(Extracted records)
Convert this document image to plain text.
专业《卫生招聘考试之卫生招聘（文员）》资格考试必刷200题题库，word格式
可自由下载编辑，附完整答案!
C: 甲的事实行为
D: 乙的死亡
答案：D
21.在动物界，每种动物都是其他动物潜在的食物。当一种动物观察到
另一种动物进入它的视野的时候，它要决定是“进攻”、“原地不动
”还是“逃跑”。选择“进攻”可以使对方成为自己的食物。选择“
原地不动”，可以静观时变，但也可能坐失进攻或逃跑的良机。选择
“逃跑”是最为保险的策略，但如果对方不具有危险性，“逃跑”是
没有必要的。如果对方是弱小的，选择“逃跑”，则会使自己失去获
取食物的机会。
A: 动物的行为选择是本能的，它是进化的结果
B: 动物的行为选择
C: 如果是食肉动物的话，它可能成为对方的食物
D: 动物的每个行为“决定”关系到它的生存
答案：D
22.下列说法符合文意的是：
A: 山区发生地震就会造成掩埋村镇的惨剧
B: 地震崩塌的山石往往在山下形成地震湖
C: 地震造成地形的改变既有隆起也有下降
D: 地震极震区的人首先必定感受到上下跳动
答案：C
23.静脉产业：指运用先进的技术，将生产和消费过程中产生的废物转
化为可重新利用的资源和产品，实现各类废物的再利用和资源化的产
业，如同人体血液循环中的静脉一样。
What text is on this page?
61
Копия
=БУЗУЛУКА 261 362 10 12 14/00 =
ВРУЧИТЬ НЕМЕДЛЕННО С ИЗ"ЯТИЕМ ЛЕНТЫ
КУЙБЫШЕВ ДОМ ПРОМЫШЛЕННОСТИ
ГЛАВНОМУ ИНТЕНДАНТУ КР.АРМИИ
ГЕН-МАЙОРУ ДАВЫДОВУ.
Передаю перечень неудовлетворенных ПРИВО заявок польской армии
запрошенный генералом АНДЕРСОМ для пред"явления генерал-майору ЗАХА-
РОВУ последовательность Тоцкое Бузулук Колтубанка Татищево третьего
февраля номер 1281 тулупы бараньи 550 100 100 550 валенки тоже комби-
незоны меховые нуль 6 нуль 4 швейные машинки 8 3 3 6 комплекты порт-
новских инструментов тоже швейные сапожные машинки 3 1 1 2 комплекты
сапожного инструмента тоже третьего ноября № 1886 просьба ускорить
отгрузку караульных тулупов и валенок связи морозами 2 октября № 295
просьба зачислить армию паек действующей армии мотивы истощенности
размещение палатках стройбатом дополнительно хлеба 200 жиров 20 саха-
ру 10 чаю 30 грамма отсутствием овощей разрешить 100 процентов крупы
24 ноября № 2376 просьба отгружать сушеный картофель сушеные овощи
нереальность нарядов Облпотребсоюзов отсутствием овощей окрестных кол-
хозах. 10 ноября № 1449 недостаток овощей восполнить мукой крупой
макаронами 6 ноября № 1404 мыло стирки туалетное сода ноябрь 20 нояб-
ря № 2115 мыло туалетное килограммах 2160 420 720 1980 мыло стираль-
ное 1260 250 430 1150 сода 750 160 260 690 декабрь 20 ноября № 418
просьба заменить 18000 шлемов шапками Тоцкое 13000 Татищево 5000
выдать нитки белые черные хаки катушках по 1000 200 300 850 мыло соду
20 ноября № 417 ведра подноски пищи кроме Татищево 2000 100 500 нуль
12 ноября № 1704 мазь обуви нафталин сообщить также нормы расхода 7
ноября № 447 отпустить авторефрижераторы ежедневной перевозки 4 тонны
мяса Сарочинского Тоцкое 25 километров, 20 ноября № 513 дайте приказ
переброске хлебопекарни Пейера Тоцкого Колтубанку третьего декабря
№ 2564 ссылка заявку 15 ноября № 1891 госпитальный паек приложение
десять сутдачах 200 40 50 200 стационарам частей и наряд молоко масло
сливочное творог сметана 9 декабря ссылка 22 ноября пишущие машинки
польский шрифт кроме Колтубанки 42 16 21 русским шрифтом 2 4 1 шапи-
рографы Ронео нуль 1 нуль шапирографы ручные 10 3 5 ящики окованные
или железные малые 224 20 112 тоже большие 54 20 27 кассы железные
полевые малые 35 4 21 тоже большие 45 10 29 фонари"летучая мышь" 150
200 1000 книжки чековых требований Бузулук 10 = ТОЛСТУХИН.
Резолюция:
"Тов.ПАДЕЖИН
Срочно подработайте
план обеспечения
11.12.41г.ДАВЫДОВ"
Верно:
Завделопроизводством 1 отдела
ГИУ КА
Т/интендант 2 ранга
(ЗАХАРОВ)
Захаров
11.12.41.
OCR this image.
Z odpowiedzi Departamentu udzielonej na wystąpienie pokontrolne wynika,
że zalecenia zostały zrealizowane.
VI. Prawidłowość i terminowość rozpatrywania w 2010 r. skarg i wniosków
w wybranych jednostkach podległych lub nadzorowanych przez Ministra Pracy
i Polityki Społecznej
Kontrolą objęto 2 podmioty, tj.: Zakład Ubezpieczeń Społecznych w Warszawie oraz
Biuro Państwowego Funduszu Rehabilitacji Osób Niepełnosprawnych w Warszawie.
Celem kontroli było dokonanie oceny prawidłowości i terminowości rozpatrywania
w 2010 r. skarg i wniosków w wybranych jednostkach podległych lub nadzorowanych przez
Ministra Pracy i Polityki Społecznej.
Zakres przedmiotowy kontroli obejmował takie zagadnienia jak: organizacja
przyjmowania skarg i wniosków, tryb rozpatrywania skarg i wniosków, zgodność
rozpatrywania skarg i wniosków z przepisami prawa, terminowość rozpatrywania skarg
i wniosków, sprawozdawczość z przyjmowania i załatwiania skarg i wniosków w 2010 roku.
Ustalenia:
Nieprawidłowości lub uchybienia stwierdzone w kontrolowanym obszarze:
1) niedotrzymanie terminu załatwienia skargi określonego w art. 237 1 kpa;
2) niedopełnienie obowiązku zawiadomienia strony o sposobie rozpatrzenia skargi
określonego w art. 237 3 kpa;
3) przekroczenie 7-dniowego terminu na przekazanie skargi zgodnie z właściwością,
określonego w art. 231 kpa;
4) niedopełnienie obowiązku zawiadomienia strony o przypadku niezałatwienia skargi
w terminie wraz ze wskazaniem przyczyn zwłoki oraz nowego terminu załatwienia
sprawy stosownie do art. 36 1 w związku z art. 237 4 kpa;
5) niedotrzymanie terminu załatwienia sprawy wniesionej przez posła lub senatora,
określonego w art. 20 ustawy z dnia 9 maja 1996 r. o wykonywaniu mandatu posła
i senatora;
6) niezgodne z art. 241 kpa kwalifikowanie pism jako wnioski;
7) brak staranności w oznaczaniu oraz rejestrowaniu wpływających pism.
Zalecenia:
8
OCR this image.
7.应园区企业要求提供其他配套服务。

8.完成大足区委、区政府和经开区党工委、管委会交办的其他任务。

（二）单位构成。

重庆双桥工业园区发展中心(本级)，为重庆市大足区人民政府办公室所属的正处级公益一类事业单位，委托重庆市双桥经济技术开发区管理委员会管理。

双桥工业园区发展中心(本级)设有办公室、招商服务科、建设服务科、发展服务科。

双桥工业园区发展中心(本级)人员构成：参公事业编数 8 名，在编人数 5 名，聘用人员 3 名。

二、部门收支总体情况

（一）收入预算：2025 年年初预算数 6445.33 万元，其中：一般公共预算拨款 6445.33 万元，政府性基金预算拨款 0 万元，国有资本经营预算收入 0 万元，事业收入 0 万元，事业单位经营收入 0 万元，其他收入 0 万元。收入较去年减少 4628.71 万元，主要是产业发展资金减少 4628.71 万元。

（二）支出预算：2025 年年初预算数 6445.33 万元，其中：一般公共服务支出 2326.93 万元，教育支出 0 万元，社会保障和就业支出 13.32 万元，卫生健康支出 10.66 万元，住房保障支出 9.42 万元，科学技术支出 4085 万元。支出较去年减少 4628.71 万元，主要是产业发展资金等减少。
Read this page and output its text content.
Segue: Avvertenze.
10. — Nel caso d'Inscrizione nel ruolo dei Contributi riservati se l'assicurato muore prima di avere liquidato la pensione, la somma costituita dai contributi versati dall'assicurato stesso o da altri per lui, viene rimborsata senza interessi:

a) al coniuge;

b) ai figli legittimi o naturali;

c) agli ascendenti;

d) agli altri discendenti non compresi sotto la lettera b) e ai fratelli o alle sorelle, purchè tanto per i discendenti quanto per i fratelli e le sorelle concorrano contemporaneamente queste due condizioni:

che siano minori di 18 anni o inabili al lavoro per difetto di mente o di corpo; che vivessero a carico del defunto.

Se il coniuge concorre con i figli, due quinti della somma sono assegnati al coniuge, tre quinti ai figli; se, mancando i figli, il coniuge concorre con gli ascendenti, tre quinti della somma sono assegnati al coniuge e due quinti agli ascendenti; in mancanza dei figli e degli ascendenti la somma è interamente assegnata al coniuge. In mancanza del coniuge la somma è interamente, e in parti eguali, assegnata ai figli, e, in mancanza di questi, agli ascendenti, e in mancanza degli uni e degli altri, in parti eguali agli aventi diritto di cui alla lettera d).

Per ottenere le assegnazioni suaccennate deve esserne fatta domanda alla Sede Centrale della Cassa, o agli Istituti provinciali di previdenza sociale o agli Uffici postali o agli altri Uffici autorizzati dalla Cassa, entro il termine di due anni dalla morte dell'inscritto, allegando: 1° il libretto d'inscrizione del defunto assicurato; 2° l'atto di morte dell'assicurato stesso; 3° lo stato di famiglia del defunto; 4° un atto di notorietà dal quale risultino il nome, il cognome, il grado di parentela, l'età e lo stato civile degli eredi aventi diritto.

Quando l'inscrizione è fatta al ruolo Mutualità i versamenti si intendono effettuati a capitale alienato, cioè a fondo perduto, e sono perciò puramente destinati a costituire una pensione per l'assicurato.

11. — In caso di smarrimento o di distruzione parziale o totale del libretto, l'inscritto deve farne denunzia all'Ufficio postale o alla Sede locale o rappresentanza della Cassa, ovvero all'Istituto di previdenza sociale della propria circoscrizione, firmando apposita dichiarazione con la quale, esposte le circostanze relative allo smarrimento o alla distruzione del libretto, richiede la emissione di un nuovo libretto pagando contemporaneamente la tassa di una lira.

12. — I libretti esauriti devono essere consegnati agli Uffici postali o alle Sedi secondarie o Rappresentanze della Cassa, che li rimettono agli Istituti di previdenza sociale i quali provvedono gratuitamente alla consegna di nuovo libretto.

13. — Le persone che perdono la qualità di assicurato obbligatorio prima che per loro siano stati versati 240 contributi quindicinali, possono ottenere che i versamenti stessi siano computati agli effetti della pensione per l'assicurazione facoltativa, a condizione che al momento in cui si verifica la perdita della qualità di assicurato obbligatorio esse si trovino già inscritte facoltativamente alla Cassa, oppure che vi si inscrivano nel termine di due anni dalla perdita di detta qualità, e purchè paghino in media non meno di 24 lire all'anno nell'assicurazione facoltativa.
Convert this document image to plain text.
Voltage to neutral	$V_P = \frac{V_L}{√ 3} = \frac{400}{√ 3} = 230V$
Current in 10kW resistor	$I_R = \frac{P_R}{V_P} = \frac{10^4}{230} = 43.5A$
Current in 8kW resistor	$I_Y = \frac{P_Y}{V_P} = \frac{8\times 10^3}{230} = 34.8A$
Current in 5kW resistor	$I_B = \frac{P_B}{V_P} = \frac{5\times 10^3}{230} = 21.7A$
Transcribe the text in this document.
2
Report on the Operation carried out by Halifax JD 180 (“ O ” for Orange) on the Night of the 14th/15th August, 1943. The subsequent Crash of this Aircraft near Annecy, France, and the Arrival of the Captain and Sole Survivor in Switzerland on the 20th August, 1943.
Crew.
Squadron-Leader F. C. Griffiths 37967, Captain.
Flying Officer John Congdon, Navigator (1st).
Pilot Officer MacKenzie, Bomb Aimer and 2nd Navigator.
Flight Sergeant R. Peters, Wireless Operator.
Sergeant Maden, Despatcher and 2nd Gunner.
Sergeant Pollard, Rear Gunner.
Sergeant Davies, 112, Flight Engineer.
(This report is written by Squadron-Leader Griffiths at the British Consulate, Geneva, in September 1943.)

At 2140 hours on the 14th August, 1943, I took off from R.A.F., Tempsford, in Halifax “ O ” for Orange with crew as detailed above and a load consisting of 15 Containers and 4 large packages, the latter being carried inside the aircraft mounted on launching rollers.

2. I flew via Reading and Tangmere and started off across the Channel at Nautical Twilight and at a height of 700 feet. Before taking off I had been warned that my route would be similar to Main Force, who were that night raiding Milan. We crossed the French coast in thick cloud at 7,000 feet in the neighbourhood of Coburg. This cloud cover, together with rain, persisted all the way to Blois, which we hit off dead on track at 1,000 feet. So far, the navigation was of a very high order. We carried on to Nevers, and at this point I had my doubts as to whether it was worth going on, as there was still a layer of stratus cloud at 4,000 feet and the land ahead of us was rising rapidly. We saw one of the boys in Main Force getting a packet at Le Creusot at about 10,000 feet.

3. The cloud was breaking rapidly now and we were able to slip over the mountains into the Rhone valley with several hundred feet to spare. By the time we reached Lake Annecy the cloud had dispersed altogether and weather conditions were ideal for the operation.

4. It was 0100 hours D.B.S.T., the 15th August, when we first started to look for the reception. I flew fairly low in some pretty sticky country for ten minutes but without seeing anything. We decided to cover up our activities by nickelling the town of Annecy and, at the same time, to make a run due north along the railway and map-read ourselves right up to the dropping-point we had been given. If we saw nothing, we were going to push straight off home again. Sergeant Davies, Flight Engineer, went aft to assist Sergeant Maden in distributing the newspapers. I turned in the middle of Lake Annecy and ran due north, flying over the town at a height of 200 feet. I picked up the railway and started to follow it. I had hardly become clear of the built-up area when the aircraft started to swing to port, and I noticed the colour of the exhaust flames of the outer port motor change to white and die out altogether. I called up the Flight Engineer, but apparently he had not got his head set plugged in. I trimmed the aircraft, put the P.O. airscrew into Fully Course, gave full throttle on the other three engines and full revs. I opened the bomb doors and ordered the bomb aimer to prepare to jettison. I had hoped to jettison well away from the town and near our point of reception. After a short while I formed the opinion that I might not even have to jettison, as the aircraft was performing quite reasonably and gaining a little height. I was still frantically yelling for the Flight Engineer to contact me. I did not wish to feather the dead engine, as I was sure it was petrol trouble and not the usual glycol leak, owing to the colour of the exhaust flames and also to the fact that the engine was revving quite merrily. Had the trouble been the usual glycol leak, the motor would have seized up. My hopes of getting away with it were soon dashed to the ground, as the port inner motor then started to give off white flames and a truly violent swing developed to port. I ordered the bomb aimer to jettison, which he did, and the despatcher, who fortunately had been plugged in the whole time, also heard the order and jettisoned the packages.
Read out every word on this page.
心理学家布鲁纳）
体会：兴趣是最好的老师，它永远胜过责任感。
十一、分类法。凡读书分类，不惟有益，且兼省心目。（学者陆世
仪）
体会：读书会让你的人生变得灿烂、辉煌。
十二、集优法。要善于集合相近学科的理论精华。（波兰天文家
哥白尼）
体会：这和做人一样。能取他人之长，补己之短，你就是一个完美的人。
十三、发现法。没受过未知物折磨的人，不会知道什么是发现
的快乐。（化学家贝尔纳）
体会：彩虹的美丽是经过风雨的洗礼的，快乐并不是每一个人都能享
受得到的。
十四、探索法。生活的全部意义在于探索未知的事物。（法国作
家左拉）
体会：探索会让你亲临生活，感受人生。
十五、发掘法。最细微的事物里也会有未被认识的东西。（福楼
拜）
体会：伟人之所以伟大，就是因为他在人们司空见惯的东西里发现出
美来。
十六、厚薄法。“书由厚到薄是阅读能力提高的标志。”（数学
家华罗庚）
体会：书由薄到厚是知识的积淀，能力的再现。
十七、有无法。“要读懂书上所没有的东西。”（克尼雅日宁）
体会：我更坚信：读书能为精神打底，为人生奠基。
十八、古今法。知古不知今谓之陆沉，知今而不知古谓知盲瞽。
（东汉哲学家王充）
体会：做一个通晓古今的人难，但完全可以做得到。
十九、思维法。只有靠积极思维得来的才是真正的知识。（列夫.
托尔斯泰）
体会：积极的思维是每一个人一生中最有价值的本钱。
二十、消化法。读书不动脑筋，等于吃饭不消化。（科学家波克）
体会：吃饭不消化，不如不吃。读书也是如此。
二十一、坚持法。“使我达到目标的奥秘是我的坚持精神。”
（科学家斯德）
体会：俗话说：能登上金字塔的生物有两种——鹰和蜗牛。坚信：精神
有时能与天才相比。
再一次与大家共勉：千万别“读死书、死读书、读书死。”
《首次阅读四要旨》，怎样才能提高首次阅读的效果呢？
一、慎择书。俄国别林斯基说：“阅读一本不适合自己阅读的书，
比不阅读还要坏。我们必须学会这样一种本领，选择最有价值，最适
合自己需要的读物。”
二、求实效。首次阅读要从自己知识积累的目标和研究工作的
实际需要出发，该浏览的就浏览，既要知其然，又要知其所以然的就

▶ [The problem] In the material above, find the lines that contain "ноября" and show them.

▶ [Completed exercise]
сапожного инструмента тоже третьего ноября № 1886 просьба ускорить
24 ноября № 2376 просьба отгружать сушеный картофель сушеные овощи
хозах. 10 ноября № 1449 недостаток овощей восполнить мукой крупой
макаронами 6 ноября № 1404 мыло стирки туалетное сода ноябрь 20 нояб-
ное 1260 250 430 1150 сода 750 160 260 690 декабрь 20 ноября № 418
20 ноября № 417 ведра подноски пищи кроме Татищево 2000 100 500 нуль
12 ноября № 1704 мазь обуви нафталин сообщить также нормы расхода 7
ноября № 447 отпустить авторефрижераторы ежедневной перевозки 4 тонны
мяса Сарочинского Тоцкое 25 километров, 20 ноября № 513 дайте приказ
№ 2564 ссылка заявку 15 ноября № 1891 госпитальный паек приложение
сливочное творог сметана 9 декабря ссылка 22 ноября пишущие машинки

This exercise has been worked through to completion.